This difficulty the United States now propose to get over by adopting for the judicial arbitration court the particular system of proportional representation which is to prevail in the international prize court. Having regard to the fact that this system was only reluctantly, and not without a number of reservations, agreed to in respect to the latter court for special reasons, which do not apply to the case of a general arbitration tribunal, and seeing, moreover, that it is in many respects actually less favorable to the large and important proportion of the powers which declined to accept even the more advantageous plan of representation of the original draft convention for the establishment of a judicial arbitration court, His Majesty’s Government can not but apprehend that the proposal in its present shape is likely to encounter opposition in the same quarters.
11.
The United States Government appear to anticipate that this oppposition maybe effectively disarmed by the fact that their proposal “does not involve the modification either of the letter or the spirit of the draft convention, nor would it require a change in wording of any of its articles.” This is no doubt correct, but it is equally true that without some additional stipulations in the place of the clauses which, in the original draft, regulated the composition of the court, the convention recommended by the second peace conference could not become operative, as is indeed explicitly said in the words of the vœu of that conference. This position of the case is to some extent veiled, but is not really altered by proposing to relegate such complementary provisions to a different instrument not formally connected with this particular convention, namely the ratification of another and altogether distinct convention, treating of a court to be established for an entirely and specifically different purpose. When it is realized that the provisions to be so introduced are in principle the same as those which had to be excised from the original scheme as the price for agreement on the remainder, it seems to His Majesty’s Government difficult to feel assured that the powers which refused every plan of proportional representation at The Hague will now be found ready to accept a less favorable version of it without raising further difficulties.
12.
His Majesty’s Government earnestly hope that should such difficulties arise they may be overcome by further diplomatic negotiation with the powers concerned. But so long as there is uncertainty as to the immediate success of such efforts they doubt whether it would, be politic to link together too markedly and too closely the scheme of a judicial arbitration court with the prize-court convention. It appears to them that there would be a serious danger of thereby alienating the sympathies of a number of important powers from the international prize court itself, which they might be led to look upon as an instrument for forcing upon them the definite relinquishment of their claim to be treated on a footing of general equality with all the other members of the community of nations. Allusion has already been made to the extreme reluctance with which they agreed to waive this claim in respect to the particular case of representation on the international prize court. If a suspicion should be engendered in their minds that the concession which they were ready to make for an exceptional and strictly defined purpose is to be extended so as to become a rule of more or less general application and a precedent for the abandonment of the cherished principle of equality on other occasions and in more far-reaching questions, they might be impelled to reconsider their attitude in regard to the prize court convention and rather to forego the advantages which its establishment would confer than to suffer what they would regard as a derogation from their national dignity.

- **Request 1**: In the passage on the arbitration court, rename "judicial arbitration court" as "arbitral court of justice" starting with "This difficulty the" and going on through "the same quarters.", and give that stretch in full.
- **Request 2**:
Answer these questions from the passage on the arbitration court.
(a) Whose system of proportional representation do the United States propose to adopt for the judicial arbitration court?
(b) According to the United States Government, a change in the wording of what would their proposal not require?
(c) By what means does His Majesty's Government hope that any difficulties may be overcome?
The rows after this passage are drawn from a separate source.

- **Given entries**:
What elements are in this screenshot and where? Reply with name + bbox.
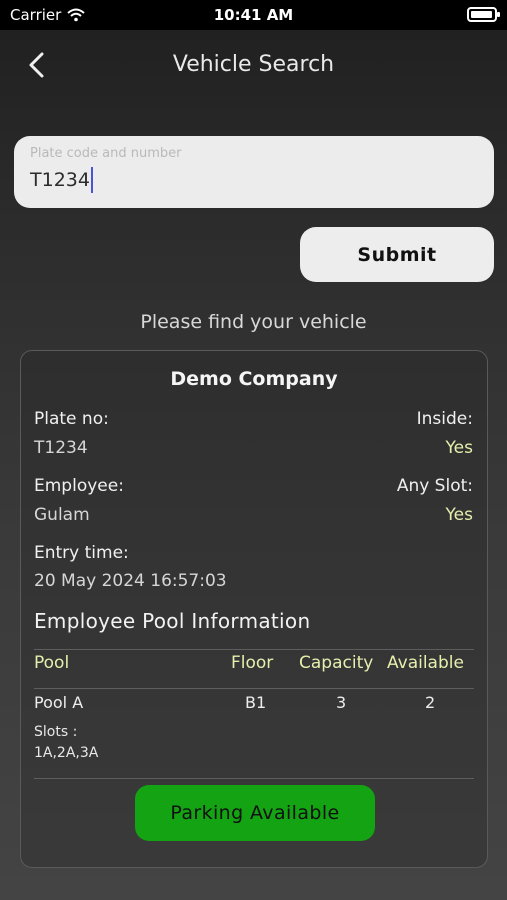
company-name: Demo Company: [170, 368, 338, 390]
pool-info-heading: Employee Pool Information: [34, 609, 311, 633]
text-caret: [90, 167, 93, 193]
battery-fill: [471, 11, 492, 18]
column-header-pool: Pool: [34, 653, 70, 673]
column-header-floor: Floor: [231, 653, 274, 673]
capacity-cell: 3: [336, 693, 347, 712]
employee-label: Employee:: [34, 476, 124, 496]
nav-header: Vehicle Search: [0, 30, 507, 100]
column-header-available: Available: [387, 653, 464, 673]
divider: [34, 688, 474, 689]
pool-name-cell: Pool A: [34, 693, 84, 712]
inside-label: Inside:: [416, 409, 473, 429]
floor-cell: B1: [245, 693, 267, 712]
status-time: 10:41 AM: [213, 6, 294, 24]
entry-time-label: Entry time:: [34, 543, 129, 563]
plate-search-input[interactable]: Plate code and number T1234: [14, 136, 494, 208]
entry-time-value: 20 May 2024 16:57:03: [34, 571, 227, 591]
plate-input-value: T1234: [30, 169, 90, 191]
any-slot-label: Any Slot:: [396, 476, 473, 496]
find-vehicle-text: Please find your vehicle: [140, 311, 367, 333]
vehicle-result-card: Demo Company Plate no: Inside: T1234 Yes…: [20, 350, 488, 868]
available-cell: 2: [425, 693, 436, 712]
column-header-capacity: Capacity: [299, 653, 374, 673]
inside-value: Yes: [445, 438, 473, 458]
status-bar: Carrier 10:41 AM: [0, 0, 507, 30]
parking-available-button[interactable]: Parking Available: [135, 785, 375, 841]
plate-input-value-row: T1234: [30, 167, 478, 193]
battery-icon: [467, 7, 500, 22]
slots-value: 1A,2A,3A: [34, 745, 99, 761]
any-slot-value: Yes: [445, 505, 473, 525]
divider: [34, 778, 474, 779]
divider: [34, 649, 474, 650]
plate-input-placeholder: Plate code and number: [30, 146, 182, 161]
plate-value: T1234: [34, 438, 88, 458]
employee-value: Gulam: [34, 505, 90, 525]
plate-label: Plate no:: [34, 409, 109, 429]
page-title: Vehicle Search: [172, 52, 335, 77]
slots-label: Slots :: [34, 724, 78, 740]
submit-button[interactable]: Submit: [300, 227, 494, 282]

==

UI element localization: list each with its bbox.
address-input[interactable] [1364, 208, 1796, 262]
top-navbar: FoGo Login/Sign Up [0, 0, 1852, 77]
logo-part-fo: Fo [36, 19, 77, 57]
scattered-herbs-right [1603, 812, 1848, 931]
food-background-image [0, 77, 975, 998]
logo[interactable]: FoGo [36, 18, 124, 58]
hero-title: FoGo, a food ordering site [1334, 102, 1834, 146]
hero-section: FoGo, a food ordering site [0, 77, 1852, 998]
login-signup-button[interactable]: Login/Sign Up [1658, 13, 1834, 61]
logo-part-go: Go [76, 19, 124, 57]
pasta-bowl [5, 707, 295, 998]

* * *

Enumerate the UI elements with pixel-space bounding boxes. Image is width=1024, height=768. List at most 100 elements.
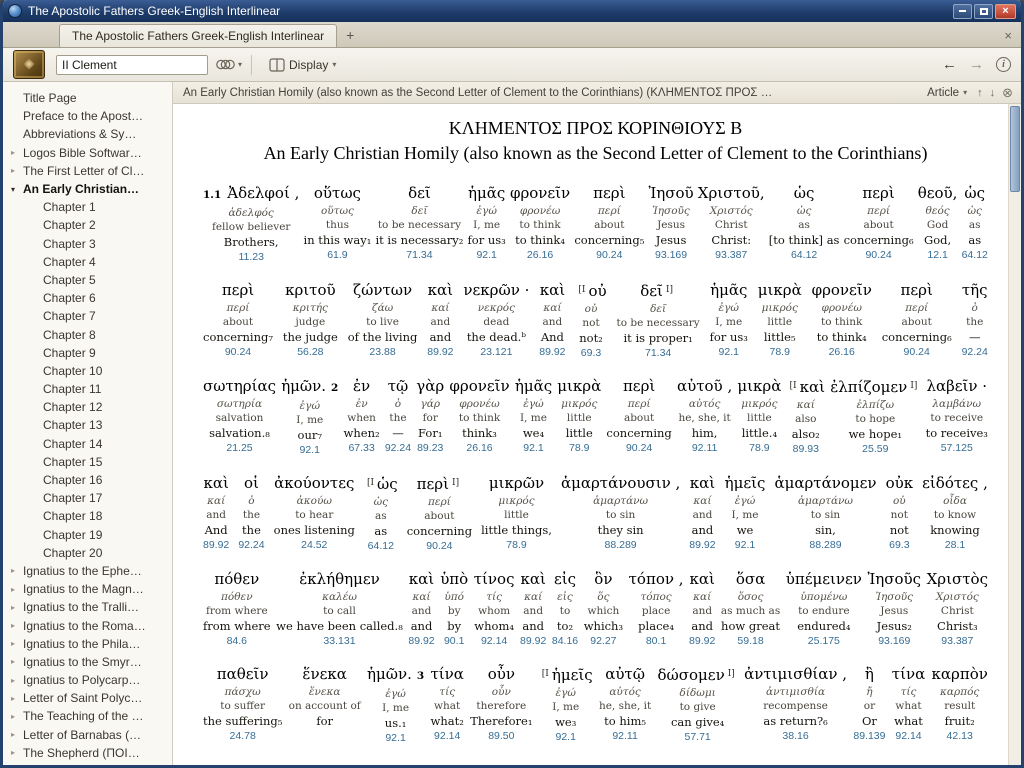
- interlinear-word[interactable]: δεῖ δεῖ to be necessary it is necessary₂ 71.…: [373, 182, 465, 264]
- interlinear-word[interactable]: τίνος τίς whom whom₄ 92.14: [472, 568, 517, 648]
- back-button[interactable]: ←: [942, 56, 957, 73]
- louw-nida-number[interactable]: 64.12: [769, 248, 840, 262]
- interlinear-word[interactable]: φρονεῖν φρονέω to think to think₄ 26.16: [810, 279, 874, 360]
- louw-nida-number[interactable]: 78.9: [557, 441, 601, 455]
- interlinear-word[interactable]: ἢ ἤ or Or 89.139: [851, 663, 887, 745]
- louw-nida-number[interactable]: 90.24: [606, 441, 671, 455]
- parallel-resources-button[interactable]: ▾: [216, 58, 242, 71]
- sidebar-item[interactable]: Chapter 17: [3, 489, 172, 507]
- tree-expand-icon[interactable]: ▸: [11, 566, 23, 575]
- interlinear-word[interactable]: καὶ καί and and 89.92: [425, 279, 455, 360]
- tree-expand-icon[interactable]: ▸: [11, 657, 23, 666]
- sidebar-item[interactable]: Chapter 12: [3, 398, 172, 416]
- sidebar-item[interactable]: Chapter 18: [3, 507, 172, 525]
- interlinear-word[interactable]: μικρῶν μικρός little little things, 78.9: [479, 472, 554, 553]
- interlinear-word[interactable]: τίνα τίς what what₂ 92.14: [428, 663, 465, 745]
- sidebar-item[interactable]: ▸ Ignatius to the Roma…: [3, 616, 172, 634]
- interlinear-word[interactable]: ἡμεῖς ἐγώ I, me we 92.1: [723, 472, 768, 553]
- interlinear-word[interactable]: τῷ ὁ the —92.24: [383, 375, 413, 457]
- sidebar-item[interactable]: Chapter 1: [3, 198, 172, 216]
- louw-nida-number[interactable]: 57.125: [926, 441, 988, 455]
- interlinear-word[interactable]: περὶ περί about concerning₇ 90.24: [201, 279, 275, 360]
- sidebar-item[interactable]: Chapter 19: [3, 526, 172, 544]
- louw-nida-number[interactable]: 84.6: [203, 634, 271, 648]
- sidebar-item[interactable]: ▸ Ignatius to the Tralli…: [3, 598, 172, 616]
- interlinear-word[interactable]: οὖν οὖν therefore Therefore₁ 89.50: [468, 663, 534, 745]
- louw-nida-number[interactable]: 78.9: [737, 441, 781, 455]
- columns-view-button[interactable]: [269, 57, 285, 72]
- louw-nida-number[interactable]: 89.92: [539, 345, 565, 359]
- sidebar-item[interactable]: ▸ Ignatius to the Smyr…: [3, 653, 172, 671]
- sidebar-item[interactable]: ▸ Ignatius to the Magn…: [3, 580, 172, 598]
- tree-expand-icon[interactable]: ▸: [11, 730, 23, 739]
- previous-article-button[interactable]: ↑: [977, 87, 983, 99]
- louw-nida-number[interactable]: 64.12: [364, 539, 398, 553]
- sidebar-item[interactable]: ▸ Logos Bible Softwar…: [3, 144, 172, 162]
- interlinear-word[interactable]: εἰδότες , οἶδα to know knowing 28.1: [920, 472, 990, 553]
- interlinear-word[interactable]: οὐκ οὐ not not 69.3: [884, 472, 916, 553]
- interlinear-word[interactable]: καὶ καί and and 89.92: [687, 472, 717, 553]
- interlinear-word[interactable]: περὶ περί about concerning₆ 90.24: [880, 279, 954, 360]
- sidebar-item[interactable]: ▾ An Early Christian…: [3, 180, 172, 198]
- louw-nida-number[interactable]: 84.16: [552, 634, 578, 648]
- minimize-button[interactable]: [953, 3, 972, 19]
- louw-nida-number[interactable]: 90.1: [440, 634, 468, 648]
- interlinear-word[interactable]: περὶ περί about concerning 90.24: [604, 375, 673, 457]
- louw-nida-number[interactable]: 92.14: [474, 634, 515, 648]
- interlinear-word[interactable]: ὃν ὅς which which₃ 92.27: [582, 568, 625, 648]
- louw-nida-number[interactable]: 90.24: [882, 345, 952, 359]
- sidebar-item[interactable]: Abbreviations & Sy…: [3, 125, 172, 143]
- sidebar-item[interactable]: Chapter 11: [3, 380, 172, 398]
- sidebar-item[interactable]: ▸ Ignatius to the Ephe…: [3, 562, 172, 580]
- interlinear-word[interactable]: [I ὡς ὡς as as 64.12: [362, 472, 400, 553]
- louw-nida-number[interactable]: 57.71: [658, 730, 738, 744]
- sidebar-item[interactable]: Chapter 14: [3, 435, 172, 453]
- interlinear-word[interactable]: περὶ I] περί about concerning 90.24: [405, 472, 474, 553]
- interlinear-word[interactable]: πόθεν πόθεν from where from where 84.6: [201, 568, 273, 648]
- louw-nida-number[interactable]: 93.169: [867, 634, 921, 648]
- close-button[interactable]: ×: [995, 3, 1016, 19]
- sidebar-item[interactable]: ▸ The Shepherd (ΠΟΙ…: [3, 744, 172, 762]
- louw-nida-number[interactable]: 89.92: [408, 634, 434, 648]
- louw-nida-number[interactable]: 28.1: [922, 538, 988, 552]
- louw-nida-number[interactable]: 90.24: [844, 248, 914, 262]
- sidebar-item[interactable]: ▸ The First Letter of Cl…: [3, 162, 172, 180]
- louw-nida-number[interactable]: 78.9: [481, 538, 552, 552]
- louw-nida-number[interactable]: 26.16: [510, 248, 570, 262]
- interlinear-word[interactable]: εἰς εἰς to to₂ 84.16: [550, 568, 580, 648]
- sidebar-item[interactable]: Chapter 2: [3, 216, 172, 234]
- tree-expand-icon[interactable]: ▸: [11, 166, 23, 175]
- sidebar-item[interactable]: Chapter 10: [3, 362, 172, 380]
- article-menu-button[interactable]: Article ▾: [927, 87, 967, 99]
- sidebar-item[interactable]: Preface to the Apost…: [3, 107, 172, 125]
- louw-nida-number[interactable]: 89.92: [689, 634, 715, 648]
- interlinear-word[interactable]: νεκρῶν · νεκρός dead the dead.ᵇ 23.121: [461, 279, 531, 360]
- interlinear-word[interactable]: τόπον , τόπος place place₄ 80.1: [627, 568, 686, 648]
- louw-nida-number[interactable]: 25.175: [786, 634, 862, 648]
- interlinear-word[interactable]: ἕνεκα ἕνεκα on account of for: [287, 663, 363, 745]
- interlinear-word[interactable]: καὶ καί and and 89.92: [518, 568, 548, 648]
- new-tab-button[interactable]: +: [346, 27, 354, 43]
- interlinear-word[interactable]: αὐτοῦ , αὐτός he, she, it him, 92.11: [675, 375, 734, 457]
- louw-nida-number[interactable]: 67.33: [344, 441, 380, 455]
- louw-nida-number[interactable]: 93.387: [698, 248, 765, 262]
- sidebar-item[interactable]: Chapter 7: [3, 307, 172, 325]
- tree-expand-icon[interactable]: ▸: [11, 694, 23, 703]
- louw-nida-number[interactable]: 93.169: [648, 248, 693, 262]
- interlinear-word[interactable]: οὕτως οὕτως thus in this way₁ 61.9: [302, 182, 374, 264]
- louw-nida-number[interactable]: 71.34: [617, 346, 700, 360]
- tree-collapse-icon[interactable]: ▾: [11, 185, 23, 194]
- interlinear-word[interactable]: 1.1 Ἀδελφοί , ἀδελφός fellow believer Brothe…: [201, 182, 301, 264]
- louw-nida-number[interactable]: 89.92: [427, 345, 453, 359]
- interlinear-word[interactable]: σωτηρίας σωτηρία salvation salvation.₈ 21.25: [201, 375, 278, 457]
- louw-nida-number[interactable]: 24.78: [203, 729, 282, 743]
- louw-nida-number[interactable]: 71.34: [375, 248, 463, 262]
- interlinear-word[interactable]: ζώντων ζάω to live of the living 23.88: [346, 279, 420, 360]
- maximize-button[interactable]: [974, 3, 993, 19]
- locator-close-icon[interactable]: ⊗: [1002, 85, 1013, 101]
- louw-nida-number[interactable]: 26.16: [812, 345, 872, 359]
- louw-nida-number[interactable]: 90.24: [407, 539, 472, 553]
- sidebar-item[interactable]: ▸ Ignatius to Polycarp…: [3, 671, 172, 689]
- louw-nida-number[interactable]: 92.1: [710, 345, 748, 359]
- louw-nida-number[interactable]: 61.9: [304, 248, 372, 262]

- **Task response 1**:
This difficulty the United States now propose to get over by adopting for the arbitral court of justice the particular system of proportional representation which is to prevail in the international prize court. Having regard to the fact that this system was only reluctantly, and not without a number of reservations, agreed to in respect to the latter court for special reasons, which do not apply to the case of a general arbitration tribunal, and seeing, moreover, that it is in many respects actually less favorable to the large and important proportion of the powers which declined to accept even the more advantageous plan of representation of the original draft convention for the establishment of a arbitral court of justice, His Majesty’s Government can not but apprehend that the proposal in its present shape is likely to encounter opposition in the same quarters.

- **Task response 2**:
(a) The system that is to prevail in the international prize court.
(b) Any of the articles of the draft convention.
(c) By further diplomatic negotiation with the powers concerned.